[Task statement] Copy every entry word for word. Skip the pictures.

[Data to use]
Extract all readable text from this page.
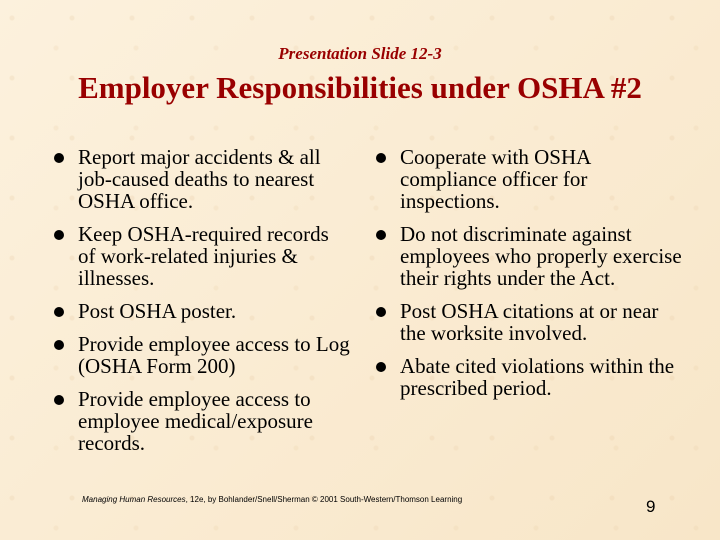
Presentation Slide 12-3
Employer Responsibilities under OSHA #2
Report major accidents & all job-caused deaths to nearest OSHA office.
Keep OSHA-required records of work-related injuries & illnesses.
Post OSHA poster.
Provide employee access to Log (OSHA Form 200)
Provide employee access to employee medical/exposure records.
Cooperate with OSHA compliance officer for inspections.
Do not discriminate against employees who properly exercise their rights under the Act.
Post OSHA citations at or near the worksite involved.
Abate cited violations within the prescribed period.
Managing Human Resources, 12e, by Bohlander/Snell/Sherman © 2001 South-Western/Thomson Learning	9
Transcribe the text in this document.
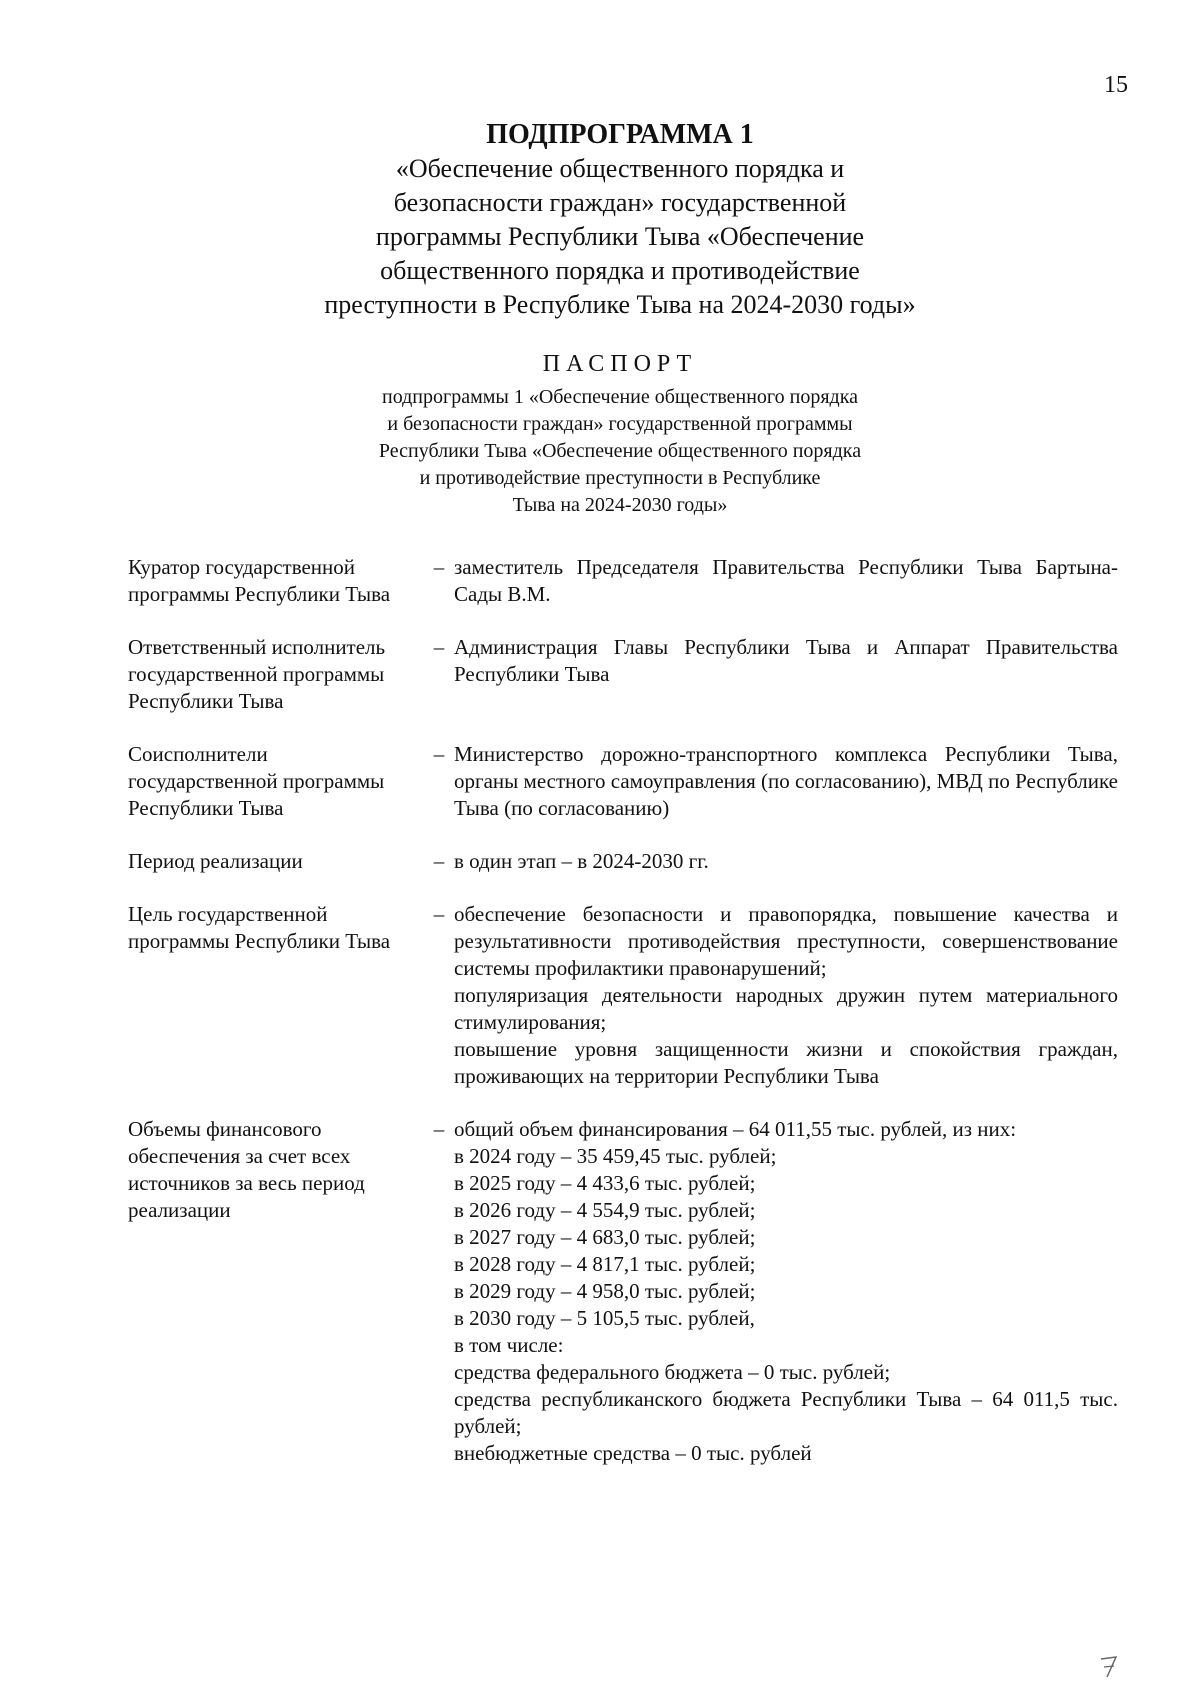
15
ПОДПРОГРАММА 1
«Обеспечение общественного порядка и
безопасности граждан» государственной
программы Республики Тыва «Обеспечение
общественного порядка и противодействие
преступности в Республике Тыва на 2024-2030 годы»
ПАСПОРТ
подпрограммы 1 «Обеспечение общественного порядка
и безопасности граждан» государственной программы
Республики Тыва «Обеспечение общественного порядка
и противодействие преступности в Республике
Тыва на 2024-2030 годы»
Куратор государственной программы Республики Тыва
– заместитель Председателя Правительства Республики Тыва Бартына-Сады В.М.
Ответственный исполнитель государственной программы Республики Тыва
– Администрация Главы Республики Тыва и Аппарат Правительства Республики Тыва
Соисполнители государственной программы Республики Тыва
– Министерство дорожно-транспортного комплекса Республики Тыва, органы местного самоуправления (по согласованию), МВД по Республике Тыва (по согласованию)
Период реализации	– в один этап – в 2024-2030 гг.
Цель государственной программы Республики Тыва
– обеспечение безопасности и правопорядка, повышение качества и результативности противодействия преступности, совершенствование системы профилактики правонарушений;
популяризация деятельности народных дружин путем материального стимулирования;
повышение уровня защищенности жизни и спокойствия граждан, проживающих на территории Республики Тыва
Объемы финансового обеспечения за счет всех источников за весь период реализации
– общий объем финансирования – 64 011,55 тыс. рублей, из них:
в 2024 году – 35 459,45 тыс. рублей;
в 2025 году – 4 433,6 тыс. рублей;
в 2026 году – 4 554,9 тыс. рублей;
в 2027 году – 4 683,0 тыс. рублей;
в 2028 году – 4 817,1 тыс. рублей;
в 2029 году – 4 958,0 тыс. рублей;
в 2030 году – 5 105,5 тыс. рублей,
в том числе:
средства федерального бюджета – 0 тыс. рублей;
средства республиканского бюджета Республики Тыва – 64 011,5 тыс. рублей;
внебюджетные средства – 0 тыс. рублей
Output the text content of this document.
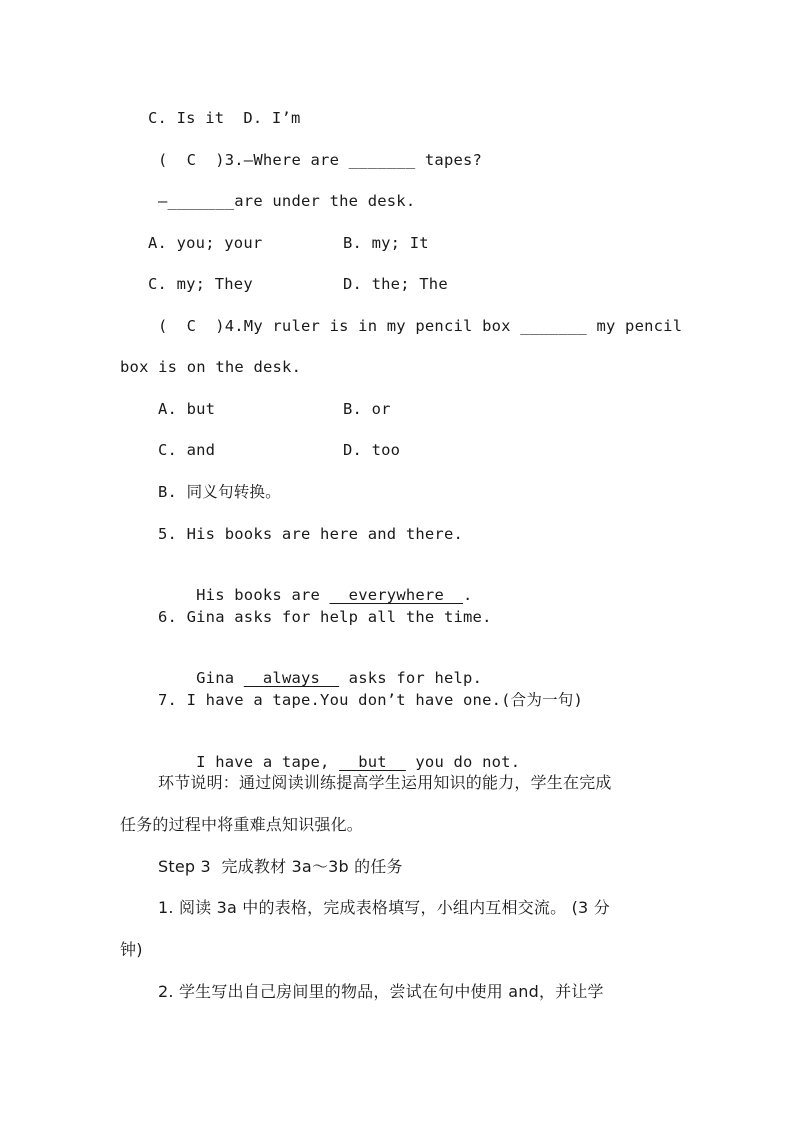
C. Is it  D. I’m
(  C  )3.—Where are _______ tapes?
—_______are under the desk.
A. you; your	B. my; It
C. my; They	D. the; The
(  C  )4.My ruler is in my pencil box _______ my pencil
box is on the desk.
A. but	B. or
C. and	D. too
B. 同义句转换。
5. His books are here and there.

His books are __everywhere__.

6. Gina asks for help all the time.

Gina __always__ asks for help.

7. I have a tape.You don’t have one.(合为一句)

I have a tape, __but__ you do not.

环节说明：通过阅读训练提高学生运用知识的能力，学生在完成
任务的过程中将重难点知识强化。
Step 3  完成教材 3a～3b 的任务
1. 阅读 3a 中的表格，完成表格填写，小组内互相交流。 (3 分
钟)
2. 学生写出自己房间里的物品，尝试在句中使用 and，并让学
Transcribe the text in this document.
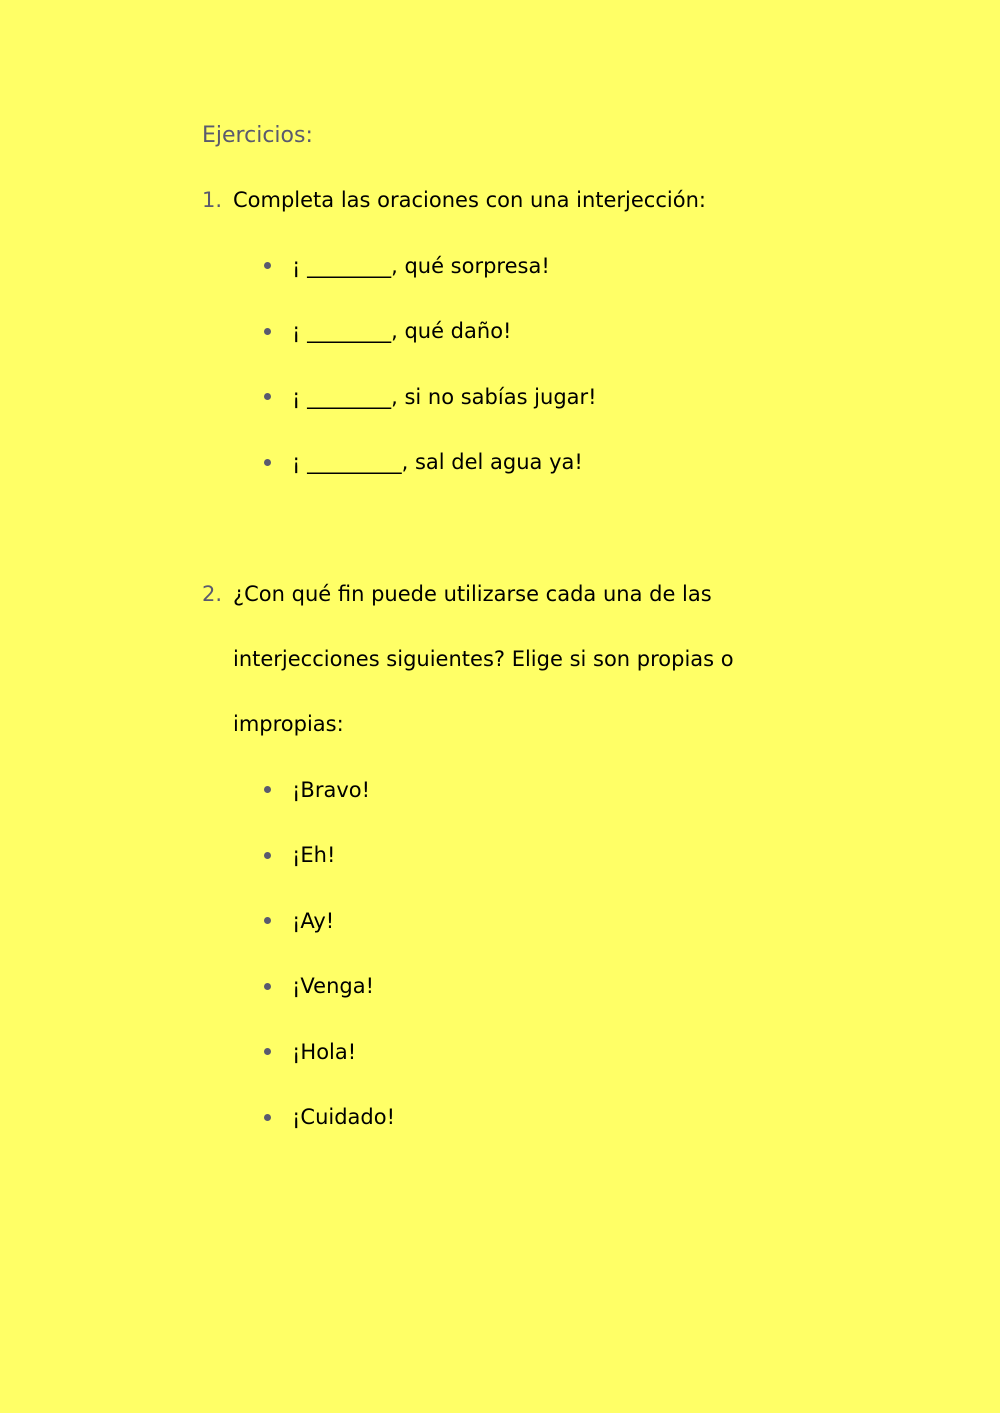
Ejercicios:
1. Completa las oraciones con una interjección:
¡ ________, qué sorpresa!
¡ ________, qué daño!
¡ ________, si no sabías jugar!
¡ _________, sal del agua ya!
2. ¿Con qué fin puede utilizarse cada una de las interjecciones siguientes? Elige si son propias o impropias:
¡Bravo!
¡Eh!
¡Ay!
¡Venga!
¡Hola!
¡Cuidado!
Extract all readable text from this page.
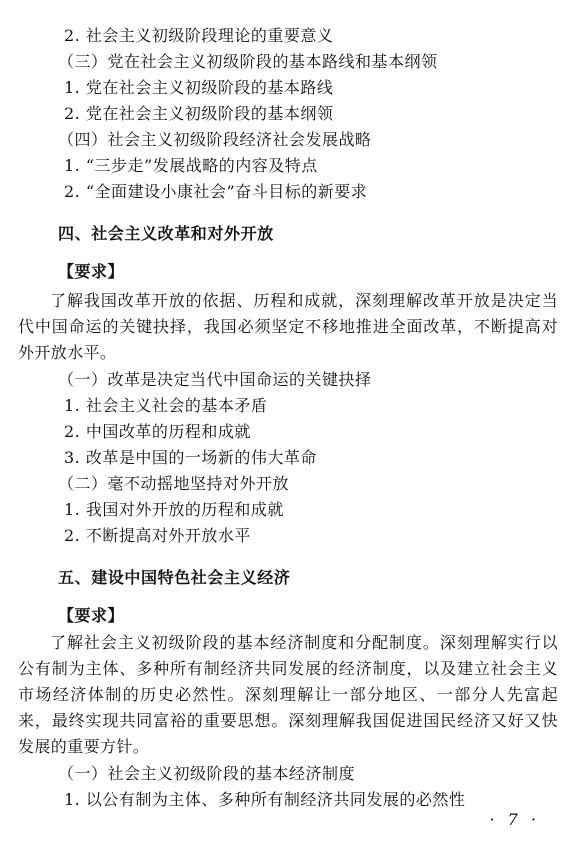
2. 社会主义初级阶段理论的重要意义
（三）党在社会主义初级阶段的基本路线和基本纲领
1. 党在社会主义初级阶段的基本路线
2. 党在社会主义初级阶段的基本纲领
（四）社会主义初级阶段经济社会发展战略
1. “三步走”发展战略的内容及特点
2. “全面建设小康社会”奋斗目标的新要求
四、社会主义改革和对外开放
【要求】
了解我国改革开放的依据、历程和成就，深刻理解改革开放是决定当代中国命运的关键抉择，我国必须坚定不移地推进全面改革，不断提高对外开放水平。
（一）改革是决定当代中国命运的关键抉择
1. 社会主义社会的基本矛盾
2. 中国改革的历程和成就
3. 改革是中国的一场新的伟大革命
（二）毫不动摇地坚持对外开放
1. 我国对外开放的历程和成就
2. 不断提高对外开放水平
五、建设中国特色社会主义经济
【要求】
了解社会主义初级阶段的基本经济制度和分配制度。深刻理解实行以公有制为主体、多种所有制经济共同发展的经济制度，以及建立社会主义市场经济体制的历史必然性。深刻理解让一部分地区、一部分人先富起来，最终实现共同富裕的重要思想。深刻理解我国促进国民经济又好又快发展的重要方针。
（一）社会主义初级阶段的基本经济制度
1. 以公有制为主体、多种所有制经济共同发展的必然性
· 7 ·
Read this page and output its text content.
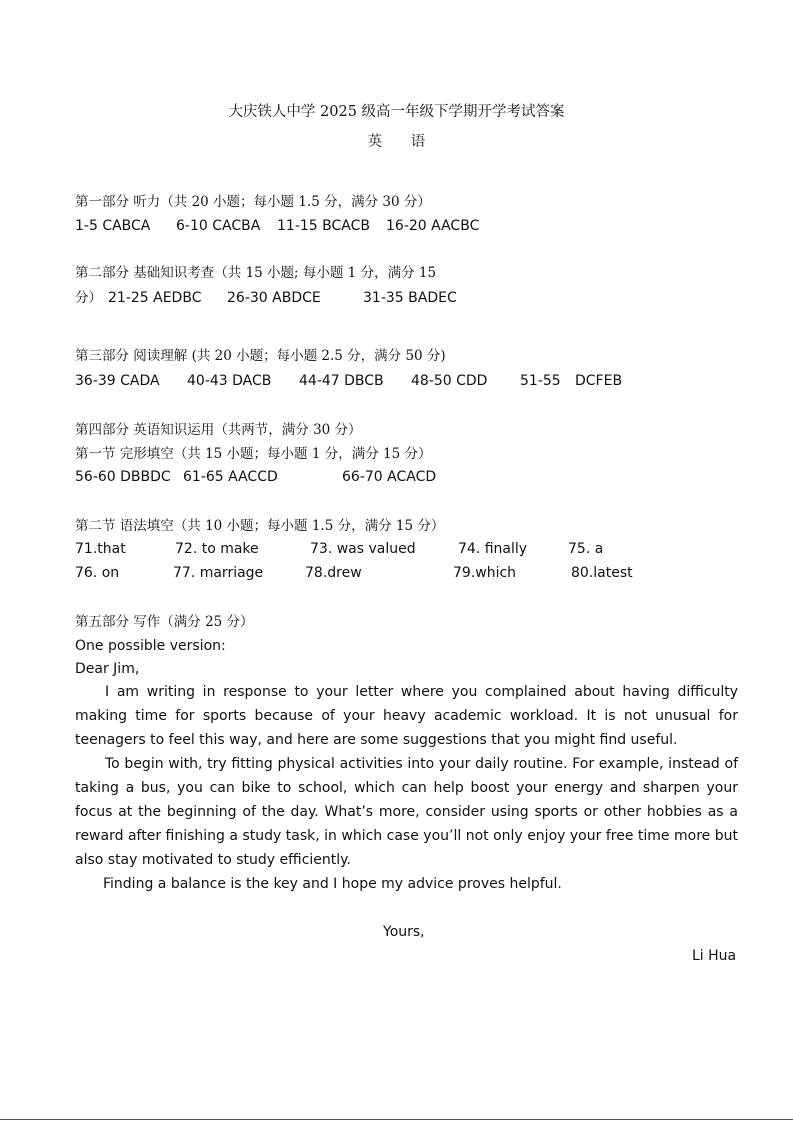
大庆铁人中学 2025 级高一年级下学期开学考试答案
英 语
第一部分 听力（共 20 小题；每小题 1.5 分，满分 30 分）
1-5 CABCA 6-10 CACBA 11-15 BCACB 16-20 AACBC
第二部分 基础知识考查（共 15 小题; 每小题 1 分，满分 15
分） 21-25 AEDBC 26-30 ABDCE	31-35 BADEC
第三部分 阅读理解 (共 20 小题；每小题 2.5 分，满分 50 分)
36-39 CADA 40-43 DACB 44-47 DBCB 48-50 CDD 51-55 DCFEB
第四部分 英语知识运用（共两节，满分 30 分）
第一节 完形填空（共 15 小题；每小题 1 分，满分 15 分）
56-60 DBBDC 61-65 AACCD	66-70 ACACD
第二节 语法填空（共 10 小题；每小题 1.5 分，满分 15 分）
71.that	72. to make	73. was valued	74. finally	75. a
76. on	77. marriage	78.drew	79.which	80.latest
第五部分 写作（满分 25 分）
One possible version:
Dear Jim,
I am writing in response to your letter where you complained about having difficulty making time for sports because of your heavy academic workload. It is not unusual for teenagers to feel this way, and here are some suggestions that you might find useful.
To begin with, try fitting physical activities into your daily routine. For example, instead of taking a bus, you can bike to school, which can help boost your energy and sharpen your focus at the beginning of the day. What’s more, consider using sports or other hobbies as a reward after finishing a study task, in which case you’ll not only enjoy your free time more but also stay motivated to study efficiently.
Finding a balance is the key and I hope my advice proves helpful.
Yours,
Li Hua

[The response]
Extract all readable text from this page.
Presentation Slide 12-3
Employer Responsibilities under OSHA #2
Report major accidents & all job-caused deaths to nearest OSHA office.
Keep OSHA-required records of work-related injuries & illnesses.
Post OSHA poster.
Provide employee access to Log (OSHA Form 200)
Provide employee access to employee medical/exposure records.
Cooperate with OSHA compliance officer for inspections.
Do not discriminate against employees who properly exercise their rights under the Act.
Post OSHA citations at or near the worksite involved.
Abate cited violations within the prescribed period.
Managing Human Resources, 12e, by Bohlander/Snell/Sherman © 2001 South-Western/Thomson Learning	9
Transcribe the text in this document.
15
ПОДПРОГРАММА 1
«Обеспечение общественного порядка и
безопасности граждан» государственной
программы Республики Тыва «Обеспечение
общественного порядка и противодействие
преступности в Республике Тыва на 2024-2030 годы»
ПАСПОРТ
подпрограммы 1 «Обеспечение общественного порядка
и безопасности граждан» государственной программы
Республики Тыва «Обеспечение общественного порядка
и противодействие преступности в Республике
Тыва на 2024-2030 годы»
Куратор государственной программы Республики Тыва
– заместитель Председателя Правительства Республики Тыва Бартына-Сады В.М.
Ответственный исполнитель государственной программы Республики Тыва
– Администрация Главы Республики Тыва и Аппарат Правительства Республики Тыва
Соисполнители государственной программы Республики Тыва
– Министерство дорожно-транспортного комплекса Республики Тыва, органы местного самоуправления (по согласованию), МВД по Республике Тыва (по согласованию)
Период реализации	– в один этап – в 2024-2030 гг.
Цель государственной программы Республики Тыва
– обеспечение безопасности и правопорядка, повышение качества и результативности противодействия преступности, совершенствование системы профилактики правонарушений;
популяризация деятельности народных дружин путем материального стимулирования;
повышение уровня защищенности жизни и спокойствия граждан, проживающих на территории Республики Тыва
Объемы финансового обеспечения за счет всех источников за весь период реализации
– общий объем финансирования – 64 011,55 тыс. рублей, из них:
в 2024 году – 35 459,45 тыс. рублей;
в 2025 году – 4 433,6 тыс. рублей;
в 2026 году – 4 554,9 тыс. рублей;
в 2027 году – 4 683,0 тыс. рублей;
в 2028 году – 4 817,1 тыс. рублей;
в 2029 году – 4 958,0 тыс. рублей;
в 2030 году – 5 105,5 тыс. рублей,
в том числе:
средства федерального бюджета – 0 тыс. рублей;
средства республиканского бюджета Республики Тыва – 64 011,5 тыс. рублей;
внебюджетные средства – 0 тыс. рублей
Output the text content of this document.
C. Is it  D. I’m
(  C  )3.—Where are _______ tapes?
—_______are under the desk.
A. you; your	B. my; It
C. my; They	D. the; The
(  C  )4.My ruler is in my pencil box _______ my pencil
box is on the desk.
A. but	B. or
C. and	D. too
B. 同义句转换。
5. His books are here and there.

His books are __everywhere__.

6. Gina asks for help all the time.

Gina __always__ asks for help.

7. I have a tape.You don’t have one.(合为一句)

I have a tape, __but__ you do not.

环节说明：通过阅读训练提高学生运用知识的能力，学生在完成
任务的过程中将重难点知识强化。
Step 3  完成教材 3a～3b 的任务
1. 阅读 3a 中的表格，完成表格填写，小组内互相交流。 (3 分
钟)
2. 学生写出自己房间里的物品，尝试在句中使用 and，并让学
Transcribe the text in this document.
Ejercicios:
1. Completa las oraciones con una interjección:
¡ ________, qué sorpresa!
¡ ________, qué daño!
¡ ________, si no sabías jugar!
¡ _________, sal del agua ya!
2. ¿Con qué fin puede utilizarse cada una de las interjecciones siguientes? Elige si son propias o impropias:
¡Bravo!
¡Eh!
¡Ay!
¡Venga!
¡Hola!
¡Cuidado!
Extract all readable text from this page.
2. 社会主义初级阶段理论的重要意义
（三）党在社会主义初级阶段的基本路线和基本纲领
1. 党在社会主义初级阶段的基本路线
2. 党在社会主义初级阶段的基本纲领
（四）社会主义初级阶段经济社会发展战略
1. “三步走”发展战略的内容及特点
2. “全面建设小康社会”奋斗目标的新要求
四、社会主义改革和对外开放
【要求】
了解我国改革开放的依据、历程和成就，深刻理解改革开放是决定当代中国命运的关键抉择，我国必须坚定不移地推进全面改革，不断提高对外开放水平。
（一）改革是决定当代中国命运的关键抉择
1. 社会主义社会的基本矛盾
2. 中国改革的历程和成就
3. 改革是中国的一场新的伟大革命
（二）毫不动摇地坚持对外开放
1. 我国对外开放的历程和成就
2. 不断提高对外开放水平
五、建设中国特色社会主义经济
【要求】
了解社会主义初级阶段的基本经济制度和分配制度。深刻理解实行以公有制为主体、多种所有制经济共同发展的经济制度，以及建立社会主义市场经济体制的历史必然性。深刻理解让一部分地区、一部分人先富起来，最终实现共同富裕的重要思想。深刻理解我国促进国民经济又好又快发展的重要方针。
（一）社会主义初级阶段的基本经济制度
1. 以公有制为主体、多种所有制经济共同发展的必然性
· 7 ·
Read this page and output its text content.
大庆铁人中学 2025 级高一年级下学期开学考试答案
英 语
第一部分 听力（共 20 小题；每小题 1.5 分，满分 30 分）
1-5 CABCA 6-10 CACBA 11-15 BCACB 16-20 AACBC
第二部分 基础知识考查（共 15 小题; 每小题 1 分，满分 15
分） 21-25 AEDBC 26-30 ABDCE	31-35 BADEC
第三部分 阅读理解 (共 20 小题；每小题 2.5 分，满分 50 分)
36-39 CADA 40-43 DACB 44-47 DBCB 48-50 CDD 51-55 DCFEB
第四部分 英语知识运用（共两节，满分 30 分）
第一节 完形填空（共 15 小题；每小题 1 分，满分 15 分）
56-60 DBBDC 61-65 AACCD	66-70 ACACD
第二节 语法填空（共 10 小题；每小题 1.5 分，满分 15 分）
71.that	72. to make	73. was valued	74. finally	75. a
76. on	77. marriage	78.drew	79.which	80.latest
第五部分 写作（满分 25 分）
One possible version:
Dear Jim,
I am writing in response to your letter where you complained about having difficulty making time for sports because of your heavy academic workload. It is not unusual for teenagers to feel this way, and here are some suggestions that you might find useful.
To begin with, try fitting physical activities into your daily routine. For example, instead of taking a bus, you can bike to school, which can help boost your energy and sharpen your focus at the beginning of the day. What’s more, consider using sports or other hobbies as a reward after finishing a study task, in which case you’ll not only enjoy your free time more but also stay motivated to study efficiently.
Finding a balance is the key and I hope my advice proves helpful.
Yours,
Li Hua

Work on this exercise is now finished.